— START OF EXTRACTED ENTRIES —

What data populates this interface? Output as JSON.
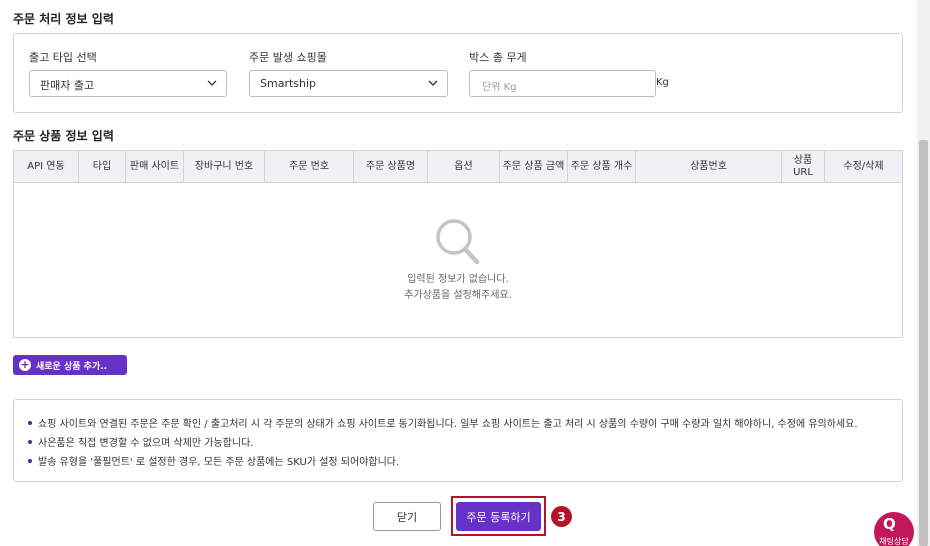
{
  "order_section": {
    "title": "주문 처리 정보 입력",
    "shipping_type": {
      "label": "출고 타입 선택",
      "value": "판매자 출고"
    },
    "mall": {
      "label": "주문 발생 쇼핑몰",
      "value": "Smartship"
    },
    "box_weight": {
      "label": "박스 총 무게",
      "placeholder": "단위 Kg",
      "unit": "Kg"
    }
  },
  "product_section": {
    "title": "주문 상품 정보 입력",
    "columns": [
      "API 연동",
      "타입",
      "판매 사이트",
      "장바구니 번호",
      "주문 번호",
      "주문 상품명",
      "옵션",
      "주문 상품 금액",
      "주문 상품 개수",
      "상품번호",
      "상품 URL",
      "수정/삭제"
    ],
    "empty_line1": "입력된 정보가 없습니다.",
    "empty_line2": "추가상품을 설정해주세요.",
    "add_button": "새로운 상품 추가.."
  },
  "notices": [
    "쇼핑 사이트와 연결된 주문은 주문 확인 / 출고처리 시 각 주문의 상태가 쇼핑 사이트로 동기화됩니다. 일부 쇼핑 사이트는 출고 처리 시 상품의 수량이 구매 수량과 일치 해야하니, 수정에 유의하세요.",
    "사은품은 직접 변경할 수 없으며 삭제만 가능합니다.",
    "발송 유형을 '풀필먼트' 로 설정한 경우, 모든 주문 상품에는 SKU가 설정 되어야합니다."
  ],
  "buttons": {
    "close": "닫기",
    "submit": "주문 등록하기"
  },
  "step_badge": "3",
  "chat_widget": {
    "logo": "Q",
    "label": "채팅상담"
  },
  "colors": {
    "accent": "#6631c6",
    "highlight": "#b3132b"
  }
}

— END OF EXTRACTED ENTRIES —

### WHAT IS EXPECTED
Extract all the data above exactly, excluding every picture.

### EXERCISE SOLUTION
What data populates this interface? Output as JSON.
{
  "order_section": {
    "title": "주문 처리 정보 입력",
    "shipping_type": {
      "label": "출고 타입 선택",
      "value": "판매자 출고"
    },
    "mall": {
      "label": "주문 발생 쇼핑몰",
      "value": "Smartship"
    },
    "box_weight": {
      "label": "박스 총 무게",
      "placeholder": "단위 Kg",
      "unit": "Kg"
    }
  },
  "product_section": {
    "title": "주문 상품 정보 입력",
    "columns": [
      "API 연동",
      "타입",
      "판매 사이트",
      "장바구니 번호",
      "주문 번호",
      "주문 상품명",
      "옵션",
      "주문 상품 금액",
      "주문 상품 개수",
      "상품번호",
      "상품 URL",
      "수정/삭제"
    ],
    "empty_line1": "입력된 정보가 없습니다.",
    "empty_line2": "추가상품을 설정해주세요.",
    "add_button": "새로운 상품 추가.."
  },
  "notices": [
    "쇼핑 사이트와 연결된 주문은 주문 확인 / 출고처리 시 각 주문의 상태가 쇼핑 사이트로 동기화됩니다. 일부 쇼핑 사이트는 출고 처리 시 상품의 수량이 구매 수량과 일치 해야하니, 수정에 유의하세요.",
    "사은품은 직접 변경할 수 없으며 삭제만 가능합니다.",
    "발송 유형을 '풀필먼트' 로 설정한 경우, 모든 주문 상품에는 SKU가 설정 되어야합니다."
  ],
  "buttons": {
    "close": "닫기",
    "submit": "주문 등록하기"
  },
  "step_badge": "3",
  "chat_widget": {
    "logo": "Q",
    "label": "채팅상담"
  },
  "colors": {
    "accent": "#6631c6",
    "highlight": "#b3132b"
  }
}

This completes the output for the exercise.